• [BRIEF] Check every line below for the word "title" and give only the number of lines where it appears.
══ RECORDS PROVIDED
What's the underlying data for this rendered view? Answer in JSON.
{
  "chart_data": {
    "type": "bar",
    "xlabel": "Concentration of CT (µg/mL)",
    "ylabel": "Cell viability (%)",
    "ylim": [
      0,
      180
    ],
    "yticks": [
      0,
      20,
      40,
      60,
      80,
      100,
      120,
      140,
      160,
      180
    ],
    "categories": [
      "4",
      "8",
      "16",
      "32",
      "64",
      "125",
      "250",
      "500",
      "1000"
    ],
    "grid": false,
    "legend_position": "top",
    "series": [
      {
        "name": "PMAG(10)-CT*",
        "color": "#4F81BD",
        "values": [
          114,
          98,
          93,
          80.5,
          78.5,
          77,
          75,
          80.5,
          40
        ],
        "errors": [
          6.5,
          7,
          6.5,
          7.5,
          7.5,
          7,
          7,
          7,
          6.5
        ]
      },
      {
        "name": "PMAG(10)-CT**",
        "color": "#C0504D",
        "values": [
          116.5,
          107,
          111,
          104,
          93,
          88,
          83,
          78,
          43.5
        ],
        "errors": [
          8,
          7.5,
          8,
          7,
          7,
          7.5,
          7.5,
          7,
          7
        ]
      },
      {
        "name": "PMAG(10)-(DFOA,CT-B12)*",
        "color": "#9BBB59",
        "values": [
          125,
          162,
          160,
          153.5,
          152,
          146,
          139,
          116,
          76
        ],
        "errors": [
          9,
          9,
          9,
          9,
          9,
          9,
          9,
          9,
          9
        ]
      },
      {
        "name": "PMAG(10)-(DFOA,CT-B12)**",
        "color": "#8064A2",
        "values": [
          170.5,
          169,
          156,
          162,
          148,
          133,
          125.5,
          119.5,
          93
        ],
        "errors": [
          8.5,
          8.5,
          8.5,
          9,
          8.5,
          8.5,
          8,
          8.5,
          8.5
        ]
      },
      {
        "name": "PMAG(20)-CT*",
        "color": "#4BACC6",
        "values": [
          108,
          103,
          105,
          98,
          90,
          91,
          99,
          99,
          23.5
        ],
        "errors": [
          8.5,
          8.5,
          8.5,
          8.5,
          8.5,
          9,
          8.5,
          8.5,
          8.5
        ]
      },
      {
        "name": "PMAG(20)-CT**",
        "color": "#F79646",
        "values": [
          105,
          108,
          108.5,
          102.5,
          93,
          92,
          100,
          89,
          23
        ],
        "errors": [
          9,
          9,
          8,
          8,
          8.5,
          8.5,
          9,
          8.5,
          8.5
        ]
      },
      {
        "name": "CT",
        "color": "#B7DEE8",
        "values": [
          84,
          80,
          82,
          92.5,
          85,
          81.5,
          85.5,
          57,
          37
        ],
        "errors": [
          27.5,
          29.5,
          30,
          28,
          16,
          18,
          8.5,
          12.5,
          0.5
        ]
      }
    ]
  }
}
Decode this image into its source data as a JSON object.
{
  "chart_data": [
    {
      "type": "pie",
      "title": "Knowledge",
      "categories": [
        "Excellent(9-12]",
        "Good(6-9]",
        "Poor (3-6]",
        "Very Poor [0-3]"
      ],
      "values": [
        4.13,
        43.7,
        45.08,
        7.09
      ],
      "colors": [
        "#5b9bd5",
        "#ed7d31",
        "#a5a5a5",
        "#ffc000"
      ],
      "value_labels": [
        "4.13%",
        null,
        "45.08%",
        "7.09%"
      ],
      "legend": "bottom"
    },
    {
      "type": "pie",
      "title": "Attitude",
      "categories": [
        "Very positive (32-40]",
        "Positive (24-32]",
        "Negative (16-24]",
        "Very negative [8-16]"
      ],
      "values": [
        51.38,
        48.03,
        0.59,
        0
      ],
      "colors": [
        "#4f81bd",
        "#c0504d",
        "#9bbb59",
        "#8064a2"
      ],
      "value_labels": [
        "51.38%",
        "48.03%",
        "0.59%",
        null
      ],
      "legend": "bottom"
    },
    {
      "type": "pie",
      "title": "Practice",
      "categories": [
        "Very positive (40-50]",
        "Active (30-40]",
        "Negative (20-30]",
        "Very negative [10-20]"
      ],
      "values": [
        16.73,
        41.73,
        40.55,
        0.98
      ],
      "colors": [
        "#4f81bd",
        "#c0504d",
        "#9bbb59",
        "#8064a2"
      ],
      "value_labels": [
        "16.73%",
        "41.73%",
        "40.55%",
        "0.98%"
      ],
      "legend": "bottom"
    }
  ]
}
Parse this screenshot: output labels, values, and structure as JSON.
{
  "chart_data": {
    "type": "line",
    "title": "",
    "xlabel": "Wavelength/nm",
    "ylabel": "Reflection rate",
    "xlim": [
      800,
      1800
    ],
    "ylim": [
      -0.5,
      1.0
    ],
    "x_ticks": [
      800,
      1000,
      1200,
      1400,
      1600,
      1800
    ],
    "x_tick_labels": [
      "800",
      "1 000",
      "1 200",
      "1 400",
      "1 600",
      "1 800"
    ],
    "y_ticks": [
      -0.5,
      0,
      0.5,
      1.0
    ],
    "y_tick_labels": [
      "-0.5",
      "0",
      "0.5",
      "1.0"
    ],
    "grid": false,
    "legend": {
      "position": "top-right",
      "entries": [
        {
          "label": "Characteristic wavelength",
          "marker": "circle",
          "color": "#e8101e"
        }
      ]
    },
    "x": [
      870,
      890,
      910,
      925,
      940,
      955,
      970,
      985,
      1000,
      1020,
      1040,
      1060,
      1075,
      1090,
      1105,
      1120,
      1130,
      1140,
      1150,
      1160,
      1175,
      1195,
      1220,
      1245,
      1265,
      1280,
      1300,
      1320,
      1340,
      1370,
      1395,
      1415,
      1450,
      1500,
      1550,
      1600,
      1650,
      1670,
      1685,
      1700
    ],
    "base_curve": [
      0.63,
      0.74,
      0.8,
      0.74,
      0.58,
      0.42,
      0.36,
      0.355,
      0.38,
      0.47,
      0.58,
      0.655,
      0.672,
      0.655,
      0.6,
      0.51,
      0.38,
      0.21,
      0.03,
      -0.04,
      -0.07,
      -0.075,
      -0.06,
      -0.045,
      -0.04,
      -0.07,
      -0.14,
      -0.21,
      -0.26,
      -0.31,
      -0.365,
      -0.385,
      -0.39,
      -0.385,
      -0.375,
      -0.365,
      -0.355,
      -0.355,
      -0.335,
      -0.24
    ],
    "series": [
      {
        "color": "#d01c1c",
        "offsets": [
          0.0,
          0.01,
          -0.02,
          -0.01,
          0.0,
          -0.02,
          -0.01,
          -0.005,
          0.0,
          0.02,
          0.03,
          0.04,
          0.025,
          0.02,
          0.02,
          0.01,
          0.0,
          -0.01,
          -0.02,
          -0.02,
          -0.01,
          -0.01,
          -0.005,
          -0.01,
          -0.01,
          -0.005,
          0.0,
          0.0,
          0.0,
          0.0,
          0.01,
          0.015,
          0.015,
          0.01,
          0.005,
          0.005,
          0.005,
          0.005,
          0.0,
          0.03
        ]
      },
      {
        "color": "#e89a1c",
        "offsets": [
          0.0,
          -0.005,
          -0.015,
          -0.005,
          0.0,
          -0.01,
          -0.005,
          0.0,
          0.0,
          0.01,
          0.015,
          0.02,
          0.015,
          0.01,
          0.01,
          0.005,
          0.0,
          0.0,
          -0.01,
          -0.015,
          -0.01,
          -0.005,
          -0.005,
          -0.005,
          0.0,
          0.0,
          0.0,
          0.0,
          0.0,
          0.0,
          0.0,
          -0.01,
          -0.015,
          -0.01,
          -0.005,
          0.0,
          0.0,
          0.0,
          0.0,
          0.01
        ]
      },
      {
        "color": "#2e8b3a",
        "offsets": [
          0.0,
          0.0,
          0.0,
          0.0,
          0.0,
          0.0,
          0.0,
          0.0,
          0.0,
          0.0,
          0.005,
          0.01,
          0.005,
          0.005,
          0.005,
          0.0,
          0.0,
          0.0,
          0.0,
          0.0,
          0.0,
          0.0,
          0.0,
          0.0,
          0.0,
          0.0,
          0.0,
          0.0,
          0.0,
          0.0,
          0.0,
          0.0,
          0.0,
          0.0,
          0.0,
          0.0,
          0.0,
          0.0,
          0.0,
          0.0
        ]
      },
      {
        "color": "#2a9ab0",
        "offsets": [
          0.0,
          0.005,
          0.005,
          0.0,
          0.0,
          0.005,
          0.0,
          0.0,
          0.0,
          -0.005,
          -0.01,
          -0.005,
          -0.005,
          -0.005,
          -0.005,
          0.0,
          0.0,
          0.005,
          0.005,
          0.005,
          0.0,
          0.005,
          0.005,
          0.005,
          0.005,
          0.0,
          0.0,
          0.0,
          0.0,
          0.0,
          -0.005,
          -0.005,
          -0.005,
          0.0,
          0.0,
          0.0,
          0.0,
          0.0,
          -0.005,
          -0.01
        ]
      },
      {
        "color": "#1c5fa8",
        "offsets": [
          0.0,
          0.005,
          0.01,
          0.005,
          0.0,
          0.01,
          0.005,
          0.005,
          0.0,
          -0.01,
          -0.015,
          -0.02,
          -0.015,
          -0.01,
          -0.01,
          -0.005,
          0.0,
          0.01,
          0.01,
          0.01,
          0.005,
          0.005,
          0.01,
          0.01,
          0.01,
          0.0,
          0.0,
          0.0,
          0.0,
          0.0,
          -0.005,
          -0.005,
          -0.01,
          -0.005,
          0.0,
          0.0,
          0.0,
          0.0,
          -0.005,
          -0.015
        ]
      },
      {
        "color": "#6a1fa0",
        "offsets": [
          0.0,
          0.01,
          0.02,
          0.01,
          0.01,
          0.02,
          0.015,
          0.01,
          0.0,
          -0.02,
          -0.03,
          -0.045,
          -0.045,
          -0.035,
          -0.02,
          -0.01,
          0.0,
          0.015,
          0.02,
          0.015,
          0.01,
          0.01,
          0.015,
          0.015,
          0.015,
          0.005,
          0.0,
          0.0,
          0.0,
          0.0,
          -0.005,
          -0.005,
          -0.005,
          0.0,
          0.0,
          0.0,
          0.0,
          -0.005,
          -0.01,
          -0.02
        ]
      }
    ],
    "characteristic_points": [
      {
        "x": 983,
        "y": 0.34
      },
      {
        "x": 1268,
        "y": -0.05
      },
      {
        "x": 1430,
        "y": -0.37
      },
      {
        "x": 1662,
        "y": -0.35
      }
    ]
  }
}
════
• [EXERCISE SOLUTION] 4